## What is expected:
Reproduce the listing below in full and without alteration, apart from its pictures.

## The input:

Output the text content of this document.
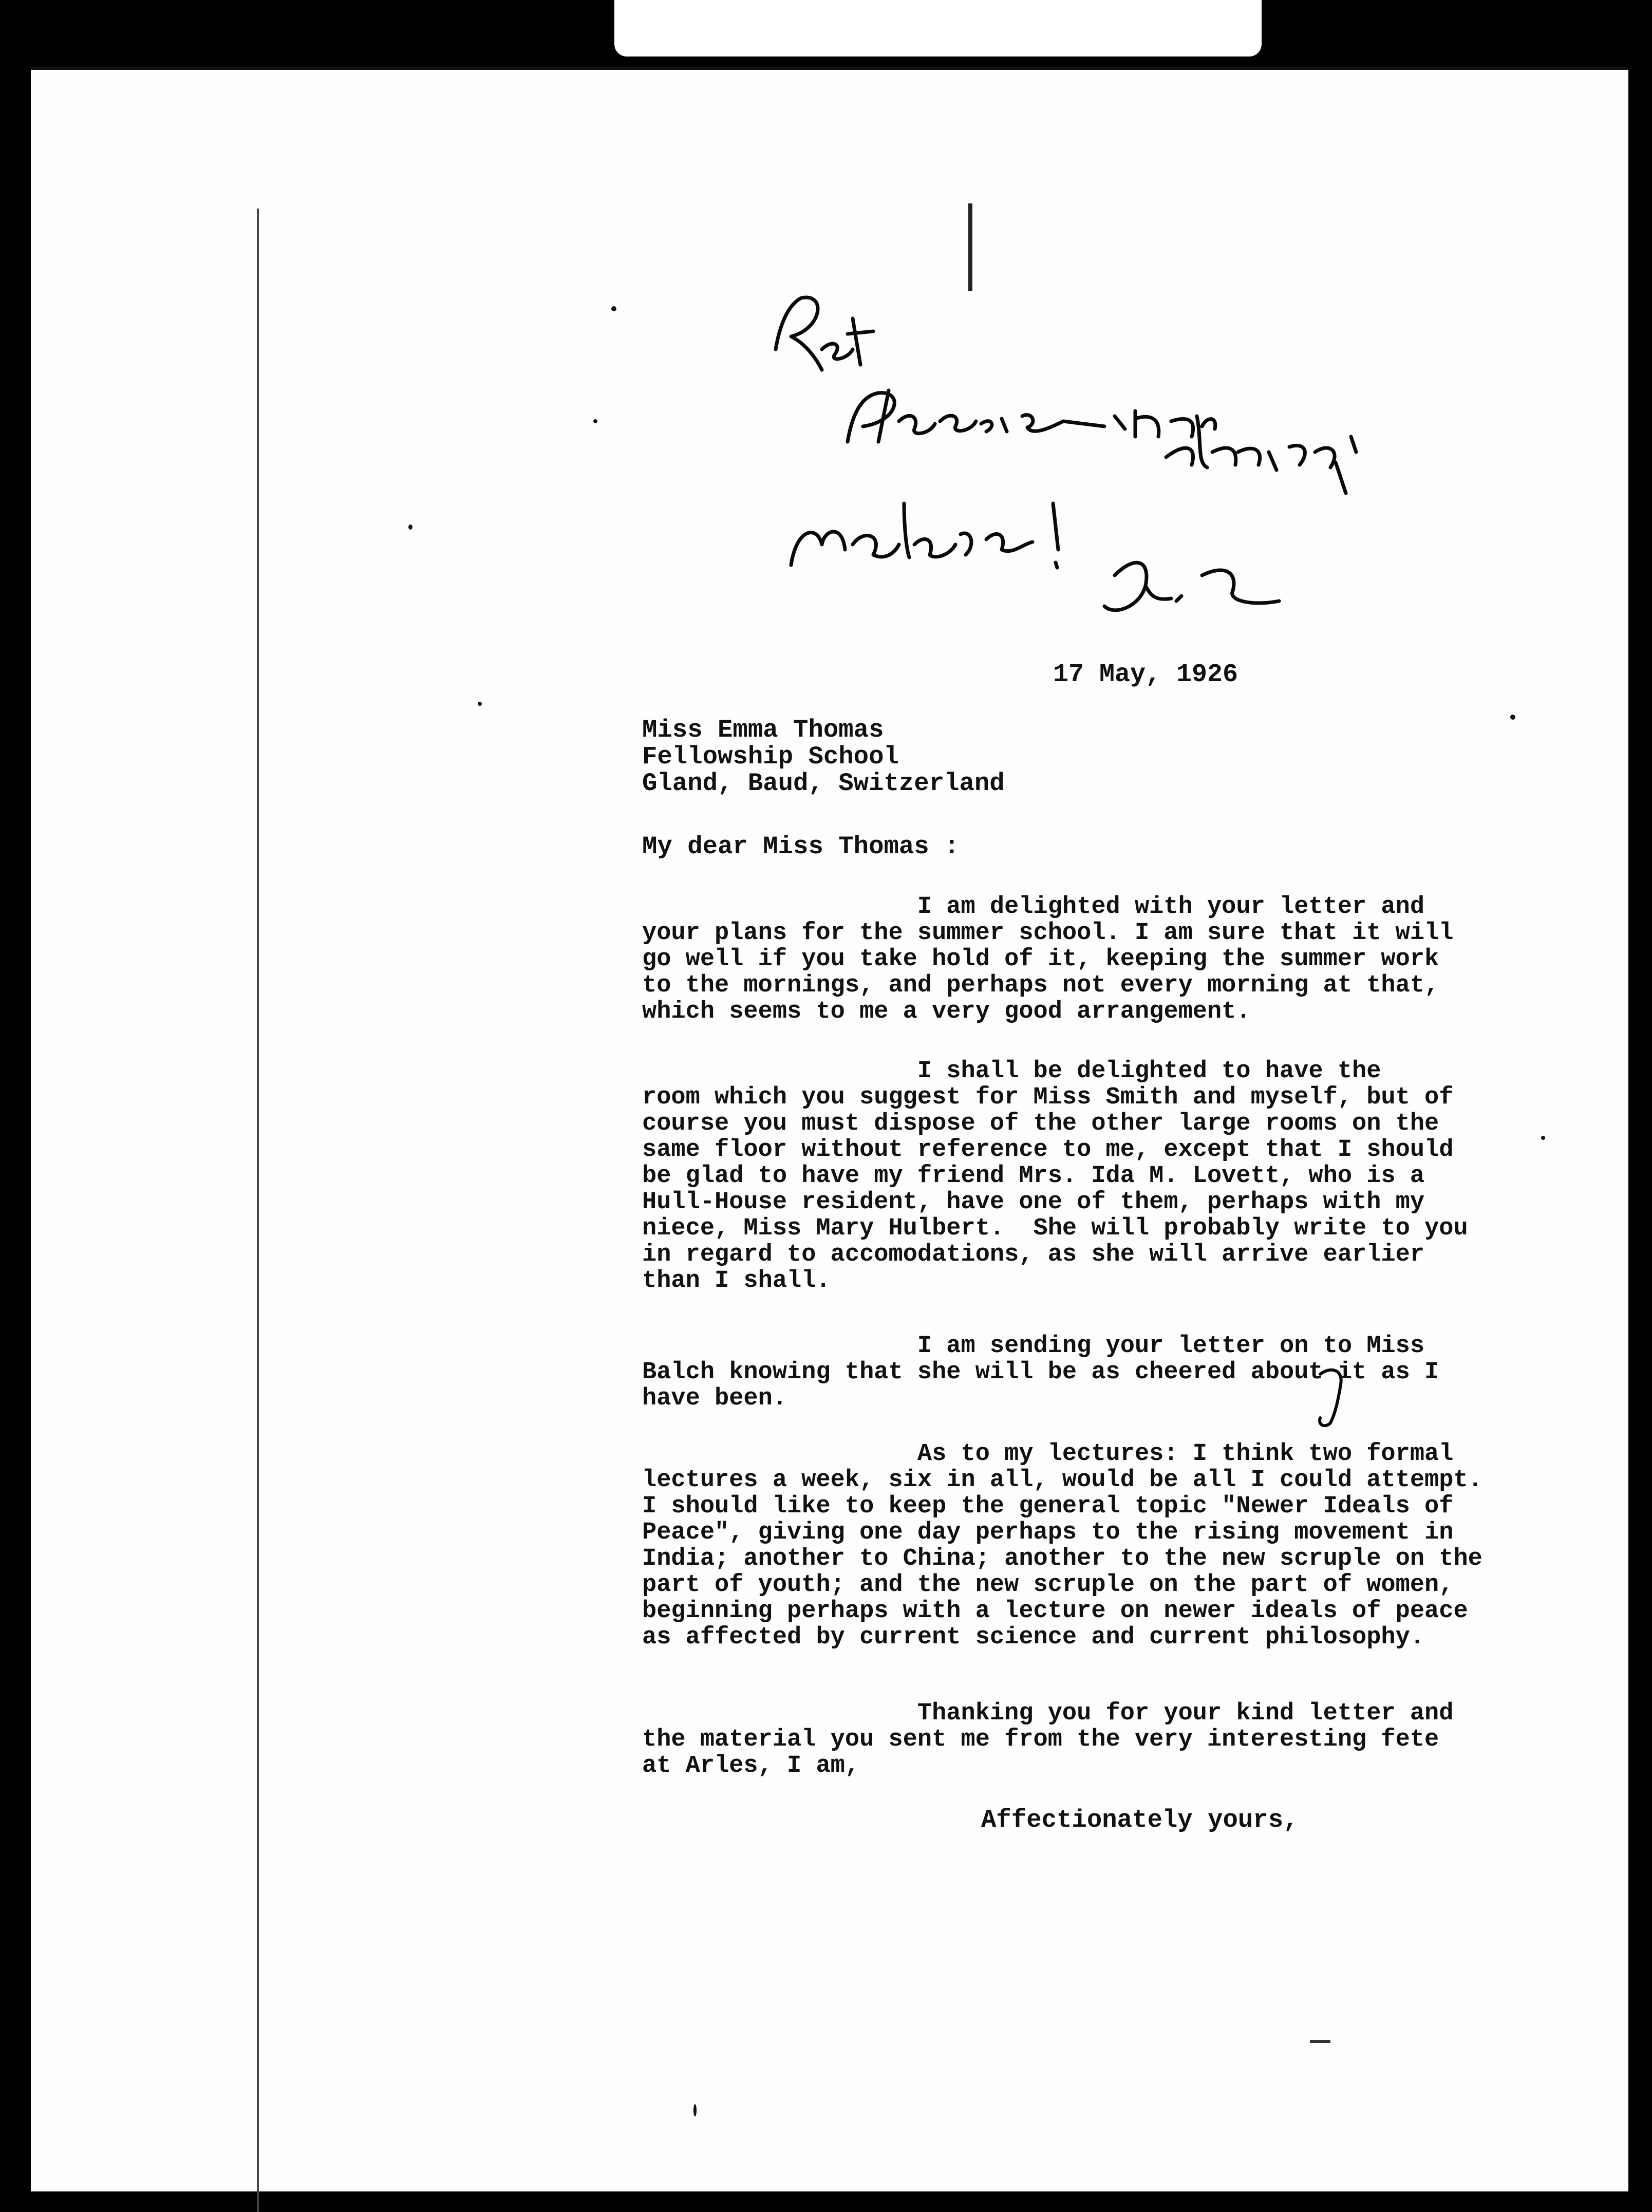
17 May, 1926
Miss Emma Thomas
Fellowship School
Gland, Baud, Switzerland
My dear Miss Thomas :
I am delighted with your letter and
your plans for the summer school. I am sure that it will
go well if you take hold of it, keeping the summer work
to the mornings, and perhaps not every morning at that,
which seems to me a very good arrangement.
I shall be delighted to have the
room which you suggest for Miss Smith and myself, but of
course you must dispose of the other large rooms on the
same floor without reference to me, except that I should
be glad to have my friend Mrs. Ida M. Lovett, who is a
Hull-House resident, have one of them, perhaps with my
niece, Miss Mary Hulbert.  She will probably write to you
in regard to accomodations, as she will arrive earlier
than I shall.
I am sending your letter on to Miss
Balch knowing that she will be as cheered about it as I
have been.
As to my lectures: I think two formal
lectures a week, six in all, would be all I could attempt.
I should like to keep the general topic "Newer Ideals of
Peace", giving one day perhaps to the rising movement in
India; another to China; another to the new scruple on the
part of youth; and the new scruple on the part of women,
beginning perhaps with a lecture on newer ideals of peace
as affected by current science and current philosophy.
Thanking you for your kind letter and
the material you sent me from the very interesting fete
at Arles, I am,
Affectionately yours,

## Answer:
Output the text content of this document.
17 May, 1926
Miss Emma Thomas
Fellowship School
Gland, Baud, Switzerland
My dear Miss Thomas :
I am delighted with your letter and
your plans for the summer school. I am sure that it will
go well if you take hold of it, keeping the summer work
to the mornings, and perhaps not every morning at that,
which seems to me a very good arrangement.
I shall be delighted to have the
room which you suggest for Miss Smith and myself, but of
course you must dispose of the other large rooms on the
same floor without reference to me, except that I should
be glad to have my friend Mrs. Ida M. Lovett, who is a
Hull-House resident, have one of them, perhaps with my
niece, Miss Mary Hulbert.  She will probably write to you
in regard to accomodations, as she will arrive earlier
than I shall.
I am sending your letter on to Miss
Balch knowing that she will be as cheered about it as I
have been.
As to my lectures: I think two formal
lectures a week, six in all, would be all I could attempt.
I should like to keep the general topic "Newer Ideals of
Peace", giving one day perhaps to the rising movement in
India; another to China; another to the new scruple on the
part of youth; and the new scruple on the part of women,
beginning perhaps with a lecture on newer ideals of peace
as affected by current science and current philosophy.
Thanking you for your kind letter and
the material you sent me from the very interesting fete
at Arles, I am,
Affectionately yours,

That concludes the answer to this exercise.